> _Objective_
Write out all the data again, exactly as it stands.

(Records that describe figures)
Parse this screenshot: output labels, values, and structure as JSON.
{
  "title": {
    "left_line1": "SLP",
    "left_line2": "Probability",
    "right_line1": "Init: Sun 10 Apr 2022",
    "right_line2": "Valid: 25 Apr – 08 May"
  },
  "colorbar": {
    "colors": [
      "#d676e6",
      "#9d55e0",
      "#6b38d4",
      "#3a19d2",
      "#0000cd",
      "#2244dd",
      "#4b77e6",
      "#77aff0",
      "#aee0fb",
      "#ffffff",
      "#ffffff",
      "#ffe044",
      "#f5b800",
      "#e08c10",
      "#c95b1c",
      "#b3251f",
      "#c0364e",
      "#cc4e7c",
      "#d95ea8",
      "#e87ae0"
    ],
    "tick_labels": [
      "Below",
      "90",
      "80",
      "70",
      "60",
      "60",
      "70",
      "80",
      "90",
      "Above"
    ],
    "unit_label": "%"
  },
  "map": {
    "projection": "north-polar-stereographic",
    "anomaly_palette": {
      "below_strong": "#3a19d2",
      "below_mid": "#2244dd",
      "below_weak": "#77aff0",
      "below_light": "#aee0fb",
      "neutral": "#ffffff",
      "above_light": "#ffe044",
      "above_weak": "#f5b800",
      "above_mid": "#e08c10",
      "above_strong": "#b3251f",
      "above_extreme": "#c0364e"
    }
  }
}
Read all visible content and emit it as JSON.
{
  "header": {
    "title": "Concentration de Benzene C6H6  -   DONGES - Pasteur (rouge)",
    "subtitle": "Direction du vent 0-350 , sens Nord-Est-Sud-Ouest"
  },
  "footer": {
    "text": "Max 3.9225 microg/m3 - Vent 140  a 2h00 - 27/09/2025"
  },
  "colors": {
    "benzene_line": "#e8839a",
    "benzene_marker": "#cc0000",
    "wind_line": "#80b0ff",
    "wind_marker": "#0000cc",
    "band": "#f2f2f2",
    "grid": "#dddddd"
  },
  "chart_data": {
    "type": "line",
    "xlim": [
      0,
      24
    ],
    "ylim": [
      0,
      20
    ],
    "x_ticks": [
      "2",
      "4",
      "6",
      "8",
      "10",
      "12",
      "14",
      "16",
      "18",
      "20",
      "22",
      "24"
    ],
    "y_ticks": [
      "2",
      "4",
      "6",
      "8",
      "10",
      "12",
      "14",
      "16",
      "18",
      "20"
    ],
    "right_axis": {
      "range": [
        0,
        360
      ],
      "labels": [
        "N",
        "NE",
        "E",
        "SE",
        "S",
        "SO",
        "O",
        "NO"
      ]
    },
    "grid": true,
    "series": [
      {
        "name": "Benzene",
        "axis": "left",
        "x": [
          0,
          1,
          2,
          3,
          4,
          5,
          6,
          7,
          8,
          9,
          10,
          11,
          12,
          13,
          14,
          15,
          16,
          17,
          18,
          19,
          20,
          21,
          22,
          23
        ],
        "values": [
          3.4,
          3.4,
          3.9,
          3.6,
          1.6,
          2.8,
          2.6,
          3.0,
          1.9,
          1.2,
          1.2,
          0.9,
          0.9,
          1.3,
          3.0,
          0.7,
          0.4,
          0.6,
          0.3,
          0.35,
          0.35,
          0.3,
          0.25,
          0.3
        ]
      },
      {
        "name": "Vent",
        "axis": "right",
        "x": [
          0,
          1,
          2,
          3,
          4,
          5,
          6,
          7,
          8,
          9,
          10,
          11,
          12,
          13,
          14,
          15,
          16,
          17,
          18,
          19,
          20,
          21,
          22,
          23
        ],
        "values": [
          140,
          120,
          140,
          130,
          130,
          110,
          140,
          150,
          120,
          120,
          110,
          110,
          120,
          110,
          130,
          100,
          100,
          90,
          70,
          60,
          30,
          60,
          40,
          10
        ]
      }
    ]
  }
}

> _Written response_
Parse this screenshot: output labels, values, and structure as JSON.
{
  "title": {
    "left_line1": "SLP",
    "left_line2": "Probability",
    "right_line1": "Init: Sun 10 Apr 2022",
    "right_line2": "Valid: 25 Apr – 08 May"
  },
  "colorbar": {
    "colors": [
      "#d676e6",
      "#9d55e0",
      "#6b38d4",
      "#3a19d2",
      "#0000cd",
      "#2244dd",
      "#4b77e6",
      "#77aff0",
      "#aee0fb",
      "#ffffff",
      "#ffffff",
      "#ffe044",
      "#f5b800",
      "#e08c10",
      "#c95b1c",
      "#b3251f",
      "#c0364e",
      "#cc4e7c",
      "#d95ea8",
      "#e87ae0"
    ],
    "tick_labels": [
      "Below",
      "90",
      "80",
      "70",
      "60",
      "60",
      "70",
      "80",
      "90",
      "Above"
    ],
    "unit_label": "%"
  },
  "map": {
    "projection": "north-polar-stereographic",
    "anomaly_palette": {
      "below_strong": "#3a19d2",
      "below_mid": "#2244dd",
      "below_weak": "#77aff0",
      "below_light": "#aee0fb",
      "neutral": "#ffffff",
      "above_light": "#ffe044",
      "above_weak": "#f5b800",
      "above_mid": "#e08c10",
      "above_strong": "#b3251f",
      "above_extreme": "#c0364e"
    }
  }
}
Read all visible content and emit it as JSON.
{
  "header": {
    "title": "Concentration de Benzene C6H6  -   DONGES - Pasteur (rouge)",
    "subtitle": "Direction du vent 0-350 , sens Nord-Est-Sud-Ouest"
  },
  "footer": {
    "text": "Max 3.9225 microg/m3 - Vent 140  a 2h00 - 27/09/2025"
  },
  "colors": {
    "benzene_line": "#e8839a",
    "benzene_marker": "#cc0000",
    "wind_line": "#80b0ff",
    "wind_marker": "#0000cc",
    "band": "#f2f2f2",
    "grid": "#dddddd"
  },
  "chart_data": {
    "type": "line",
    "xlim": [
      0,
      24
    ],
    "ylim": [
      0,
      20
    ],
    "x_ticks": [
      "2",
      "4",
      "6",
      "8",
      "10",
      "12",
      "14",
      "16",
      "18",
      "20",
      "22",
      "24"
    ],
    "y_ticks": [
      "2",
      "4",
      "6",
      "8",
      "10",
      "12",
      "14",
      "16",
      "18",
      "20"
    ],
    "right_axis": {
      "range": [
        0,
        360
      ],
      "labels": [
        "N",
        "NE",
        "E",
        "SE",
        "S",
        "SO",
        "O",
        "NO"
      ]
    },
    "grid": true,
    "series": [
      {
        "name": "Benzene",
        "axis": "left",
        "x": [
          0,
          1,
          2,
          3,
          4,
          5,
          6,
          7,
          8,
          9,
          10,
          11,
          12,
          13,
          14,
          15,
          16,
          17,
          18,
          19,
          20,
          21,
          22,
          23
        ],
        "values": [
          3.4,
          3.4,
          3.9,
          3.6,
          1.6,
          2.8,
          2.6,
          3.0,
          1.9,
          1.2,
          1.2,
          0.9,
          0.9,
          1.3,
          3.0,
          0.7,
          0.4,
          0.6,
          0.3,
          0.35,
          0.35,
          0.3,
          0.25,
          0.3
        ]
      },
      {
        "name": "Vent",
        "axis": "right",
        "x": [
          0,
          1,
          2,
          3,
          4,
          5,
          6,
          7,
          8,
          9,
          10,
          11,
          12,
          13,
          14,
          15,
          16,
          17,
          18,
          19,
          20,
          21,
          22,
          23
        ],
        "values": [
          140,
          120,
          140,
          130,
          130,
          110,
          140,
          150,
          120,
          120,
          110,
          110,
          120,
          110,
          130,
          100,
          100,
          90,
          70,
          60,
          30,
          60,
          40,
          10
        ]
      }
    ]
  }
}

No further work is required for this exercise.